Collected data entries:
###
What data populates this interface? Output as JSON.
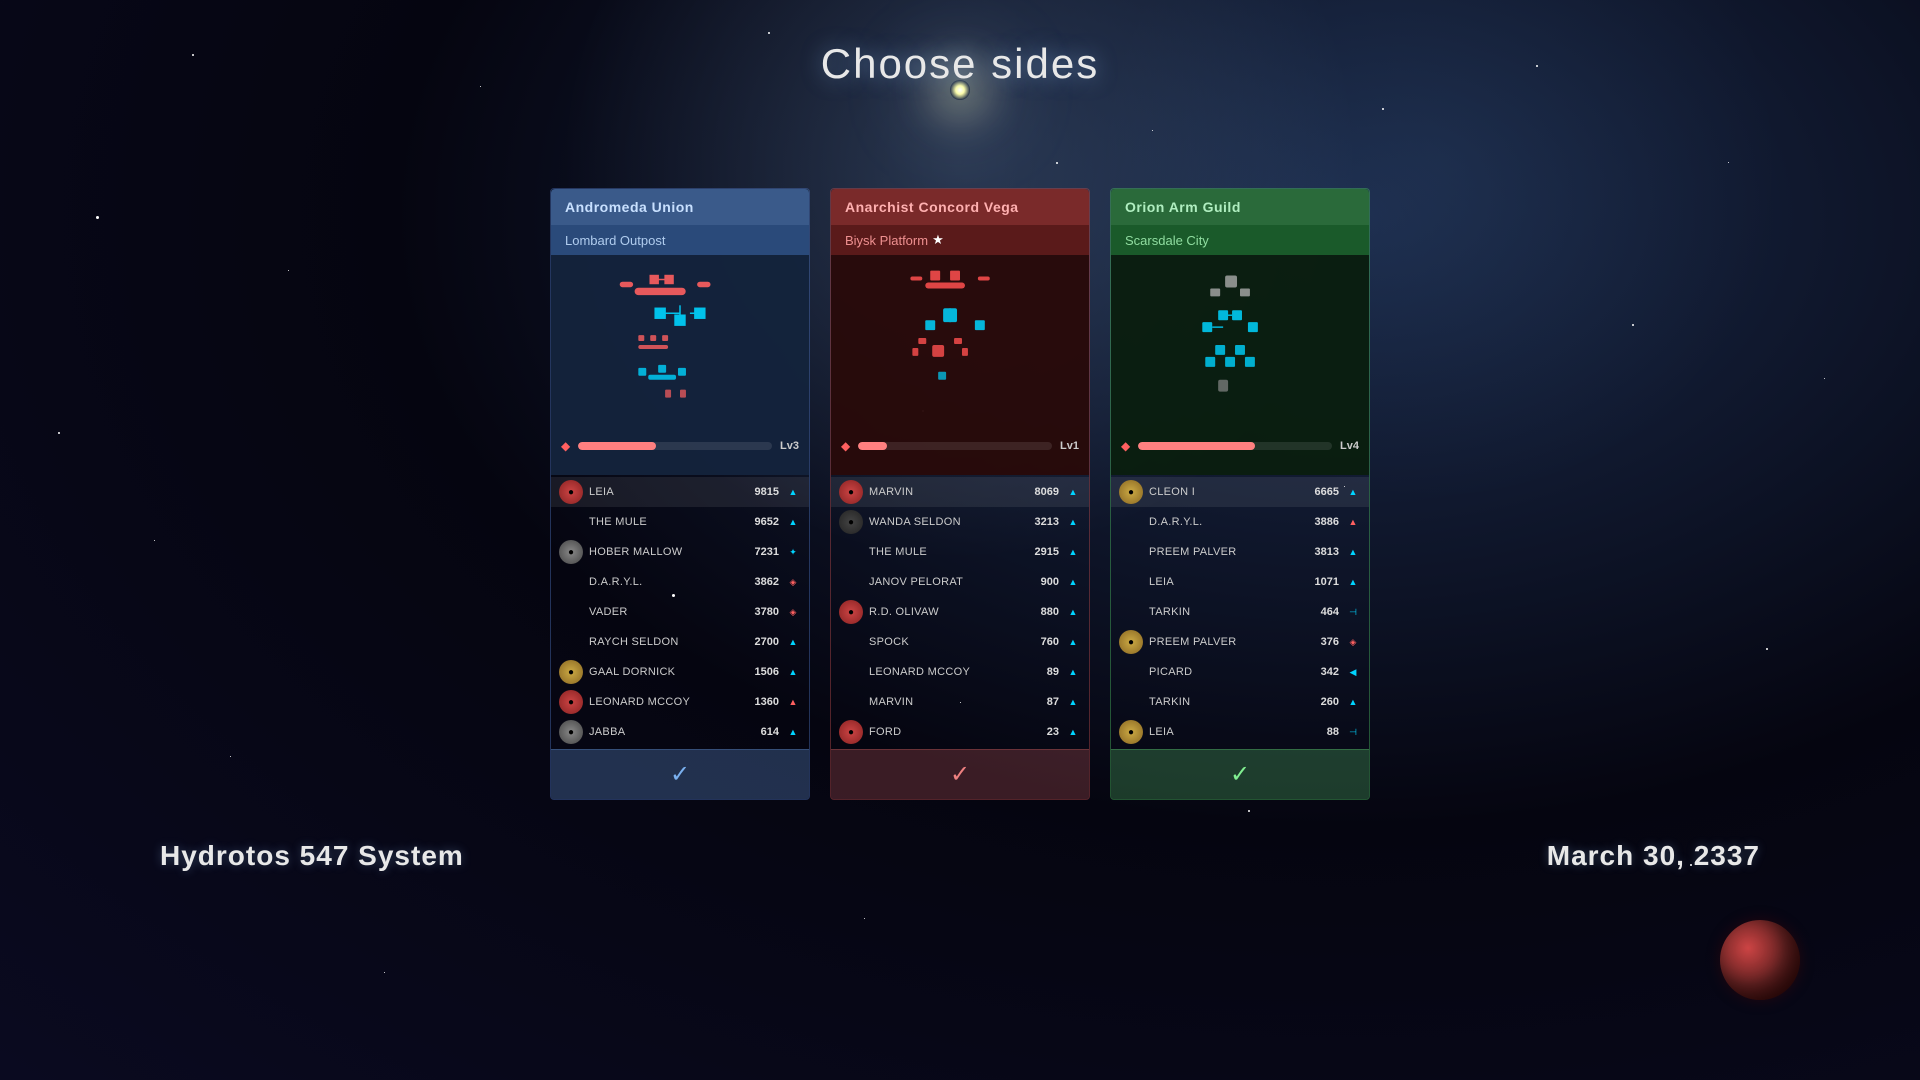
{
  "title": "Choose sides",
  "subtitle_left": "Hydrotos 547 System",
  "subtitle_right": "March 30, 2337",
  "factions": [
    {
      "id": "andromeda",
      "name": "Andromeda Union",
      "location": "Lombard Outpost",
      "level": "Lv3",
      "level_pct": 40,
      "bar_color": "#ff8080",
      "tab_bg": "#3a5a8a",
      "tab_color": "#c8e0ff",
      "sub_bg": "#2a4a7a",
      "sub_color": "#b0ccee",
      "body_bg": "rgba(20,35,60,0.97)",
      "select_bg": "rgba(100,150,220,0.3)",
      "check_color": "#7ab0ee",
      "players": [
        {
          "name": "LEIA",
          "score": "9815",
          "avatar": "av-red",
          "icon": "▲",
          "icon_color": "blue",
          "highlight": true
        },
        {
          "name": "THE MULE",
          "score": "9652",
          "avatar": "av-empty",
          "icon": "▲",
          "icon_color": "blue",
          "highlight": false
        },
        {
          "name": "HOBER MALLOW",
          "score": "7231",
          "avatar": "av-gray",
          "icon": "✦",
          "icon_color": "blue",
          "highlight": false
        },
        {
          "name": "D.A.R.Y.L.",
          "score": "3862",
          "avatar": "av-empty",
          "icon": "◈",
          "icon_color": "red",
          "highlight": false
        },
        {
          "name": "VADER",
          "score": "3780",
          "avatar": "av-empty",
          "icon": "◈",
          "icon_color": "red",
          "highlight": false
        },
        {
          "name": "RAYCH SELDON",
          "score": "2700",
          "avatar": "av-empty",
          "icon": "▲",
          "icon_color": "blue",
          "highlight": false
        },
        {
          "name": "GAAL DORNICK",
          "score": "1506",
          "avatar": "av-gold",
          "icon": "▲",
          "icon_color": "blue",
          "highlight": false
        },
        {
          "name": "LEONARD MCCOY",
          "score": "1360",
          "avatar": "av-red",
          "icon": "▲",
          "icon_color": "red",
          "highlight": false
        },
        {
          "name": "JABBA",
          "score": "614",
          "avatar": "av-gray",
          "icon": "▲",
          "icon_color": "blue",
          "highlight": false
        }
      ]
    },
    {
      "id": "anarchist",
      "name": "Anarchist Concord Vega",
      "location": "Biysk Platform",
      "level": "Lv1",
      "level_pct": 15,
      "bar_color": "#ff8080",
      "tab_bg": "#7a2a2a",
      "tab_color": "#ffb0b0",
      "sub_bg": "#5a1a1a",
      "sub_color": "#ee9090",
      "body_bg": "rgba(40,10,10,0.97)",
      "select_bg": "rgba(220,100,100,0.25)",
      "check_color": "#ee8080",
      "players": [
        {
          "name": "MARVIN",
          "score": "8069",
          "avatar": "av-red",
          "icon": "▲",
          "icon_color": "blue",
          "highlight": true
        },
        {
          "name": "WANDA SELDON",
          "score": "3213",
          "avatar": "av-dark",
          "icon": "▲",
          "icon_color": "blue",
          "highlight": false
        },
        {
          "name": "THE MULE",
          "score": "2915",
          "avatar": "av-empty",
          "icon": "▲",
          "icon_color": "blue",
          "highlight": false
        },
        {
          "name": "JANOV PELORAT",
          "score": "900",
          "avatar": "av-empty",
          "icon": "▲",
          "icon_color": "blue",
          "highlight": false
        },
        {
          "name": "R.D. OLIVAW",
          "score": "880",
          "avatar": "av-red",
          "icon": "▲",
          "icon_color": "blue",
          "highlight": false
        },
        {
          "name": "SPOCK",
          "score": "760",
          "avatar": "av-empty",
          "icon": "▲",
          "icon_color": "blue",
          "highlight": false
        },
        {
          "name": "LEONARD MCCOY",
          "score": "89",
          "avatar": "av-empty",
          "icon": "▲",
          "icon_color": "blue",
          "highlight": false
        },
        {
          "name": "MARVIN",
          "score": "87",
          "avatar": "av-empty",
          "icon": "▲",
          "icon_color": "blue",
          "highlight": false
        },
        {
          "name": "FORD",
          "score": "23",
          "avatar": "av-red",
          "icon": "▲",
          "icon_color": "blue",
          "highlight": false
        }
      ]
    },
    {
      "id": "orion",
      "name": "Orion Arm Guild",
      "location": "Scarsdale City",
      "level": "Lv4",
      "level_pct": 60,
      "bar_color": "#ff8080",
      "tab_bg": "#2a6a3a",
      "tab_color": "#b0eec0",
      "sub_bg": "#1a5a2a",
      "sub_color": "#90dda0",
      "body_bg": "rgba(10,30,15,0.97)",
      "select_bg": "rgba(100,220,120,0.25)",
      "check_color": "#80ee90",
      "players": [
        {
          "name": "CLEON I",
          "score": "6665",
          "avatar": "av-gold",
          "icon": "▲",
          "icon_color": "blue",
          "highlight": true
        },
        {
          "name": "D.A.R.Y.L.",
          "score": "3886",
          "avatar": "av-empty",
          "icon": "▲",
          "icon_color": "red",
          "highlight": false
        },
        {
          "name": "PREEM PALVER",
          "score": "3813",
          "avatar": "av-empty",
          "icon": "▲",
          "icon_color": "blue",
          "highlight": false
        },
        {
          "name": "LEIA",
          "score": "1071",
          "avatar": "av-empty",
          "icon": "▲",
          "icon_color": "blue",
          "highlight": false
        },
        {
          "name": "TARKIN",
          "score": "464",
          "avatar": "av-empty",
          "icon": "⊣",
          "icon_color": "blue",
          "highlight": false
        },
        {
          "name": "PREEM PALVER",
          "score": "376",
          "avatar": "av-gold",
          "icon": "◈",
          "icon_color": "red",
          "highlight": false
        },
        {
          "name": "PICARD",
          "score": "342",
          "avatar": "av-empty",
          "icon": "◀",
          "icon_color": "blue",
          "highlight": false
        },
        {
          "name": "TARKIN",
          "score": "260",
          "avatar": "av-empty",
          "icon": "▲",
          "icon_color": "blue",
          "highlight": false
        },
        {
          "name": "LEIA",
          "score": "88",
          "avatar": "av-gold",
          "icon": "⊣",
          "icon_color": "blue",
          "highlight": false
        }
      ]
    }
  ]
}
###
* Directive
Your task is to set down the records shown above exactly, minus any pictures.

* Reply to the exercise
What data populates this interface? Output as JSON.
{
  "title": "Choose sides",
  "subtitle_left": "Hydrotos 547 System",
  "subtitle_right": "March 30, 2337",
  "factions": [
    {
      "id": "andromeda",
      "name": "Andromeda Union",
      "location": "Lombard Outpost",
      "level": "Lv3",
      "level_pct": 40,
      "bar_color": "#ff8080",
      "tab_bg": "#3a5a8a",
      "tab_color": "#c8e0ff",
      "sub_bg": "#2a4a7a",
      "sub_color": "#b0ccee",
      "body_bg": "rgba(20,35,60,0.97)",
      "select_bg": "rgba(100,150,220,0.3)",
      "check_color": "#7ab0ee",
      "players": [
        {
          "name": "LEIA",
          "score": "9815",
          "avatar": "av-red",
          "icon": "▲",
          "icon_color": "blue",
          "highlight": true
        },
        {
          "name": "THE MULE",
          "score": "9652",
          "avatar": "av-empty",
          "icon": "▲",
          "icon_color": "blue",
          "highlight": false
        },
        {
          "name": "HOBER MALLOW",
          "score": "7231",
          "avatar": "av-gray",
          "icon": "✦",
          "icon_color": "blue",
          "highlight": false
        },
        {
          "name": "D.A.R.Y.L.",
          "score": "3862",
          "avatar": "av-empty",
          "icon": "◈",
          "icon_color": "red",
          "highlight": false
        },
        {
          "name": "VADER",
          "score": "3780",
          "avatar": "av-empty",
          "icon": "◈",
          "icon_color": "red",
          "highlight": false
        },
        {
          "name": "RAYCH SELDON",
          "score": "2700",
          "avatar": "av-empty",
          "icon": "▲",
          "icon_color": "blue",
          "highlight": false
        },
        {
          "name": "GAAL DORNICK",
          "score": "1506",
          "avatar": "av-gold",
          "icon": "▲",
          "icon_color": "blue",
          "highlight": false
        },
        {
          "name": "LEONARD MCCOY",
          "score": "1360",
          "avatar": "av-red",
          "icon": "▲",
          "icon_color": "red",
          "highlight": false
        },
        {
          "name": "JABBA",
          "score": "614",
          "avatar": "av-gray",
          "icon": "▲",
          "icon_color": "blue",
          "highlight": false
        }
      ]
    },
    {
      "id": "anarchist",
      "name": "Anarchist Concord Vega",
      "location": "Biysk Platform",
      "level": "Lv1",
      "level_pct": 15,
      "bar_color": "#ff8080",
      "tab_bg": "#7a2a2a",
      "tab_color": "#ffb0b0",
      "sub_bg": "#5a1a1a",
      "sub_color": "#ee9090",
      "body_bg": "rgba(40,10,10,0.97)",
      "select_bg": "rgba(220,100,100,0.25)",
      "check_color": "#ee8080",
      "players": [
        {
          "name": "MARVIN",
          "score": "8069",
          "avatar": "av-red",
          "icon": "▲",
          "icon_color": "blue",
          "highlight": true
        },
        {
          "name": "WANDA SELDON",
          "score": "3213",
          "avatar": "av-dark",
          "icon": "▲",
          "icon_color": "blue",
          "highlight": false
        },
        {
          "name": "THE MULE",
          "score": "2915",
          "avatar": "av-empty",
          "icon": "▲",
          "icon_color": "blue",
          "highlight": false
        },
        {
          "name": "JANOV PELORAT",
          "score": "900",
          "avatar": "av-empty",
          "icon": "▲",
          "icon_color": "blue",
          "highlight": false
        },
        {
          "name": "R.D. OLIVAW",
          "score": "880",
          "avatar": "av-red",
          "icon": "▲",
          "icon_color": "blue",
          "highlight": false
        },
        {
          "name": "SPOCK",
          "score": "760",
          "avatar": "av-empty",
          "icon": "▲",
          "icon_color": "blue",
          "highlight": false
        },
        {
          "name": "LEONARD MCCOY",
          "score": "89",
          "avatar": "av-empty",
          "icon": "▲",
          "icon_color": "blue",
          "highlight": false
        },
        {
          "name": "MARVIN",
          "score": "87",
          "avatar": "av-empty",
          "icon": "▲",
          "icon_color": "blue",
          "highlight": false
        },
        {
          "name": "FORD",
          "score": "23",
          "avatar": "av-red",
          "icon": "▲",
          "icon_color": "blue",
          "highlight": false
        }
      ]
    },
    {
      "id": "orion",
      "name": "Orion Arm Guild",
      "location": "Scarsdale City",
      "level": "Lv4",
      "level_pct": 60,
      "bar_color": "#ff8080",
      "tab_bg": "#2a6a3a",
      "tab_color": "#b0eec0",
      "sub_bg": "#1a5a2a",
      "sub_color": "#90dda0",
      "body_bg": "rgba(10,30,15,0.97)",
      "select_bg": "rgba(100,220,120,0.25)",
      "check_color": "#80ee90",
      "players": [
        {
          "name": "CLEON I",
          "score": "6665",
          "avatar": "av-gold",
          "icon": "▲",
          "icon_color": "blue",
          "highlight": true
        },
        {
          "name": "D.A.R.Y.L.",
          "score": "3886",
          "avatar": "av-empty",
          "icon": "▲",
          "icon_color": "red",
          "highlight": false
        },
        {
          "name": "PREEM PALVER",
          "score": "3813",
          "avatar": "av-empty",
          "icon": "▲",
          "icon_color": "blue",
          "highlight": false
        },
        {
          "name": "LEIA",
          "score": "1071",
          "avatar": "av-empty",
          "icon": "▲",
          "icon_color": "blue",
          "highlight": false
        },
        {
          "name": "TARKIN",
          "score": "464",
          "avatar": "av-empty",
          "icon": "⊣",
          "icon_color": "blue",
          "highlight": false
        },
        {
          "name": "PREEM PALVER",
          "score": "376",
          "avatar": "av-gold",
          "icon": "◈",
          "icon_color": "red",
          "highlight": false
        },
        {
          "name": "PICARD",
          "score": "342",
          "avatar": "av-empty",
          "icon": "◀",
          "icon_color": "blue",
          "highlight": false
        },
        {
          "name": "TARKIN",
          "score": "260",
          "avatar": "av-empty",
          "icon": "▲",
          "icon_color": "blue",
          "highlight": false
        },
        {
          "name": "LEIA",
          "score": "88",
          "avatar": "av-gold",
          "icon": "⊣",
          "icon_color": "blue",
          "highlight": false
        }
      ]
    }
  ]
}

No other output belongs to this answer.